## Your task
Copy out all the records, word for word.

[Entries taken from a collection]
== == ==
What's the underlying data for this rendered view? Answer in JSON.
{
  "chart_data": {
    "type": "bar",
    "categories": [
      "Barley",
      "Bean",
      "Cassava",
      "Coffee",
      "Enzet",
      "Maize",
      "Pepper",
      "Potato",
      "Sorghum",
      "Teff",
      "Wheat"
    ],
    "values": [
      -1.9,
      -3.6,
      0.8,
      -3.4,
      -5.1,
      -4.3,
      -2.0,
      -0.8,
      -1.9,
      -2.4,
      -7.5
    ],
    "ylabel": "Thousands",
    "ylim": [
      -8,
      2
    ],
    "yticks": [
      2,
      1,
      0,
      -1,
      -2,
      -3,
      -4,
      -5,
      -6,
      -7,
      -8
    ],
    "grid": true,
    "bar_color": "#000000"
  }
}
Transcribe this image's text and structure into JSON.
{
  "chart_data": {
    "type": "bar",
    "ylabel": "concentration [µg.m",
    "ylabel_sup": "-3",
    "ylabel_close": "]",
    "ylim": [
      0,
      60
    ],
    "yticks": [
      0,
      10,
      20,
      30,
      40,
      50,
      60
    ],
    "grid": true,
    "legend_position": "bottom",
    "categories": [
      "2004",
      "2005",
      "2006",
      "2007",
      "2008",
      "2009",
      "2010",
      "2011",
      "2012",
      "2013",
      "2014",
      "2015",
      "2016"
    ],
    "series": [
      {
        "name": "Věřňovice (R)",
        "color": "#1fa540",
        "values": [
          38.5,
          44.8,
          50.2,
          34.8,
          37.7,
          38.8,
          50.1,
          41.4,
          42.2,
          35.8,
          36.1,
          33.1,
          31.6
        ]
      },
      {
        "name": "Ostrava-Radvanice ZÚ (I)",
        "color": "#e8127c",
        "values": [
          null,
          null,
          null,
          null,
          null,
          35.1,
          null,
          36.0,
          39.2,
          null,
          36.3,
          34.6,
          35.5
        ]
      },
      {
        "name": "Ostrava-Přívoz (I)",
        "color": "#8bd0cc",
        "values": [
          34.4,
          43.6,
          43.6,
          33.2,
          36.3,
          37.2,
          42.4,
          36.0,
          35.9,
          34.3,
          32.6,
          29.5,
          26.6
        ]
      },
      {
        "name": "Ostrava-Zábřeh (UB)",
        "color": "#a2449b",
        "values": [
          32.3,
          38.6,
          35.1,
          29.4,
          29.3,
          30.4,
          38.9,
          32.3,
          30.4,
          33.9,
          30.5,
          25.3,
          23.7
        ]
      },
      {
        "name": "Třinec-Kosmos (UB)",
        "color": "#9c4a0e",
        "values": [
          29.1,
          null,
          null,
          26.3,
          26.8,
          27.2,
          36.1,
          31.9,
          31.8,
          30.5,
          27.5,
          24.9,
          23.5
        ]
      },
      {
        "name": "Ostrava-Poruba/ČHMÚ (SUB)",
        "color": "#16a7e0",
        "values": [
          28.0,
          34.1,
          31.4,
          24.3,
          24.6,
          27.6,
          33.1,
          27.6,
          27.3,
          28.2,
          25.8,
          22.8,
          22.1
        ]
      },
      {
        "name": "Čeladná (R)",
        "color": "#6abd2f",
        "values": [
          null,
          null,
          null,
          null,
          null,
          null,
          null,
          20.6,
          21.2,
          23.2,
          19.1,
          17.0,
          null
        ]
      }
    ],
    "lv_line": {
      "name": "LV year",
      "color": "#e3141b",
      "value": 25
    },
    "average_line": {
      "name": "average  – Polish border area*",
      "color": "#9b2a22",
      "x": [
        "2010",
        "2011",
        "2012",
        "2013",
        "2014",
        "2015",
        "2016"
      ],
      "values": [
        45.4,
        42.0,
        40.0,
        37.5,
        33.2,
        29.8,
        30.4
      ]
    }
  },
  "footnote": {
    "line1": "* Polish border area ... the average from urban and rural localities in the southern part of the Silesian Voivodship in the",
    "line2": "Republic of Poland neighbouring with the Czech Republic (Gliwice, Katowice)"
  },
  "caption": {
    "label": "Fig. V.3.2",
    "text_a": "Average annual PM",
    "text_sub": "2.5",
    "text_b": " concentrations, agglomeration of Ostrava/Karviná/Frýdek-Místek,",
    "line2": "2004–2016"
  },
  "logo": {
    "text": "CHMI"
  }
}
== == ==
## Problem solution
What's the underlying data for this rendered view? Answer in JSON.
{
  "chart_data": {
    "type": "bar",
    "categories": [
      "Barley",
      "Bean",
      "Cassava",
      "Coffee",
      "Enzet",
      "Maize",
      "Pepper",
      "Potato",
      "Sorghum",
      "Teff",
      "Wheat"
    ],
    "values": [
      -1.9,
      -3.6,
      0.8,
      -3.4,
      -5.1,
      -4.3,
      -2.0,
      -0.8,
      -1.9,
      -2.4,
      -7.5
    ],
    "ylabel": "Thousands",
    "ylim": [
      -8,
      2
    ],
    "yticks": [
      2,
      1,
      0,
      -1,
      -2,
      -3,
      -4,
      -5,
      -6,
      -7,
      -8
    ],
    "grid": true,
    "bar_color": "#000000"
  }
}
Transcribe this image's text and structure into JSON.
{
  "chart_data": {
    "type": "bar",
    "ylabel": "concentration [µg.m",
    "ylabel_sup": "-3",
    "ylabel_close": "]",
    "ylim": [
      0,
      60
    ],
    "yticks": [
      0,
      10,
      20,
      30,
      40,
      50,
      60
    ],
    "grid": true,
    "legend_position": "bottom",
    "categories": [
      "2004",
      "2005",
      "2006",
      "2007",
      "2008",
      "2009",
      "2010",
      "2011",
      "2012",
      "2013",
      "2014",
      "2015",
      "2016"
    ],
    "series": [
      {
        "name": "Věřňovice (R)",
        "color": "#1fa540",
        "values": [
          38.5,
          44.8,
          50.2,
          34.8,
          37.7,
          38.8,
          50.1,
          41.4,
          42.2,
          35.8,
          36.1,
          33.1,
          31.6
        ]
      },
      {
        "name": "Ostrava-Radvanice ZÚ (I)",
        "color": "#e8127c",
        "values": [
          null,
          null,
          null,
          null,
          null,
          35.1,
          null,
          36.0,
          39.2,
          null,
          36.3,
          34.6,
          35.5
        ]
      },
      {
        "name": "Ostrava-Přívoz (I)",
        "color": "#8bd0cc",
        "values": [
          34.4,
          43.6,
          43.6,
          33.2,
          36.3,
          37.2,
          42.4,
          36.0,
          35.9,
          34.3,
          32.6,
          29.5,
          26.6
        ]
      },
      {
        "name": "Ostrava-Zábřeh (UB)",
        "color": "#a2449b",
        "values": [
          32.3,
          38.6,
          35.1,
          29.4,
          29.3,
          30.4,
          38.9,
          32.3,
          30.4,
          33.9,
          30.5,
          25.3,
          23.7
        ]
      },
      {
        "name": "Třinec-Kosmos (UB)",
        "color": "#9c4a0e",
        "values": [
          29.1,
          null,
          null,
          26.3,
          26.8,
          27.2,
          36.1,
          31.9,
          31.8,
          30.5,
          27.5,
          24.9,
          23.5
        ]
      },
      {
        "name": "Ostrava-Poruba/ČHMÚ (SUB)",
        "color": "#16a7e0",
        "values": [
          28.0,
          34.1,
          31.4,
          24.3,
          24.6,
          27.6,
          33.1,
          27.6,
          27.3,
          28.2,
          25.8,
          22.8,
          22.1
        ]
      },
      {
        "name": "Čeladná (R)",
        "color": "#6abd2f",
        "values": [
          null,
          null,
          null,
          null,
          null,
          null,
          null,
          20.6,
          21.2,
          23.2,
          19.1,
          17.0,
          null
        ]
      }
    ],
    "lv_line": {
      "name": "LV year",
      "color": "#e3141b",
      "value": 25
    },
    "average_line": {
      "name": "average  – Polish border area*",
      "color": "#9b2a22",
      "x": [
        "2010",
        "2011",
        "2012",
        "2013",
        "2014",
        "2015",
        "2016"
      ],
      "values": [
        45.4,
        42.0,
        40.0,
        37.5,
        33.2,
        29.8,
        30.4
      ]
    }
  },
  "footnote": {
    "line1": "* Polish border area ... the average from urban and rural localities in the southern part of the Silesian Voivodship in the",
    "line2": "Republic of Poland neighbouring with the Czech Republic (Gliwice, Katowice)"
  },
  "caption": {
    "label": "Fig. V.3.2",
    "text_a": "Average annual PM",
    "text_sub": "2.5",
    "text_b": " concentrations, agglomeration of Ostrava/Karviná/Frýdek-Místek,",
    "line2": "2004–2016"
  },
  "logo": {
    "text": "CHMI"
  }
}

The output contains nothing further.